▶ **Written tasks**
1/ Translate this sentence from the passage on URI construction into French: "There is no space here for the possibility that two distinct languages or language variants might use the same expanded name for two evidently distinct things."
2/ Output the passage on URI construction from "There are at" up to and including "the first variant.", copied exactly.
3/ For each statement, answer yes or no according to the passage on URI construction, and quote the words that decide it. (a) Changing a type's definition from an integer to a date produces a variant of the same type. (b) At least four meanings of "ignore variants" are possible. (c) Under the contingent approach, the constructed URI always names the same thing.

[START Source text]

6. Architectural principles

It's important to note that there's an unspoken common assumption to all three of these approaches to URI construction: We're going to construct the URI for some named thing by adding some variety of fragment identifier to the namespace name of its expanded name. There is no space here for the possibility that two distinct languages or language variants might use the same expanded name for two evidently distinct things.

This is intimately bound up with another assumption with respect to variation, namely that it's possibly to tell reliably when a change in something counts as a variation, as opposed to a fundamental change of identity. If I change the named definition of a type by nudging its min or max a bit, that pretty clearly just produces a variant of the same type. But if I change the definition assigned to a name from being an integer to being a date, it's equally pretty clear that that's no longer the same type at all. Those are the easy cases, there will be many which are much harder to call.

I expect that both of these assumptions will want to be recast as Good Practice notes going forward (i.e. "Don't use the same expanded name for two different things of the same sort in different languages under your control"; "As a language evolves, use new expanded names for new things, don't recycle old ones").

7. Abstraction and friends

There are at least four things that "ignore variants" might mean:

•		Pick a variant and stay with it. That is, the constructed URI names something in a distinguished variant, for example the first variant.
•		Collect all variants. That is, the constructed URI names the set of things named across all variants in which the name is used.
•		Abstract over all variants. That is, the constructed URI names whatever is common across over all the members of the above set.
•		Accept that the name is contingent. This means accepting that the constructed URI will name different things at different times. It requires imposing an order, typically temporal, across all possible variants and then interpreting the URI to mean the largest member of the above set with respect to that order.

[END Source text]
[START Data shown]

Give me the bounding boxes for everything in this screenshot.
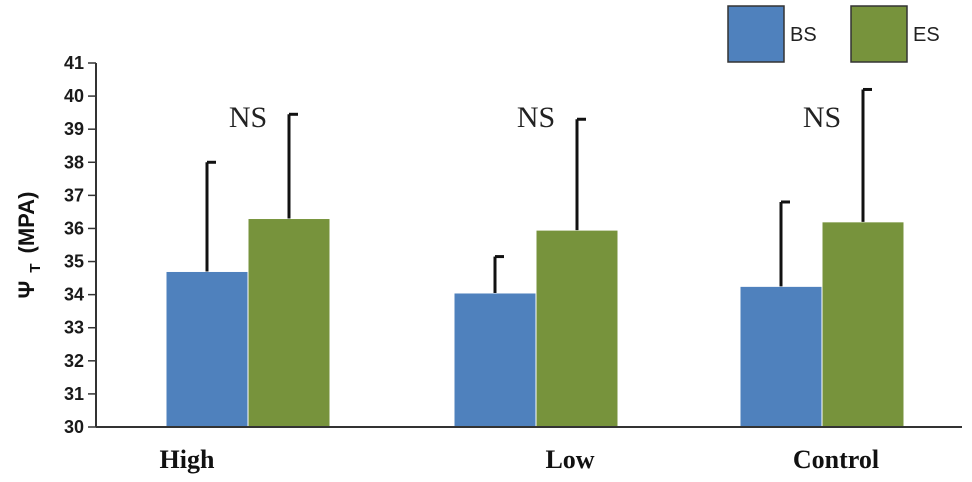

[END Data shown]

▶ **Answers to the exercise**
1/ Il n'y a ici aucune place pour la possibilité que deux langages ou variantes de langage distincts utilisent le même nom étendu pour deux choses manifestement distinctes.

2/
There are at least four things that "ignore variants" might mean:

•		Pick a variant and stay with it. That is, the constructed URI names something in a distinguished variant, for example the first variant.

3/
(a) No: "it's equally pretty clear that that's no longer the same type at all"
(b) Yes: "There are at least four things"
(c) No: "the constructed URI will name different things at different times"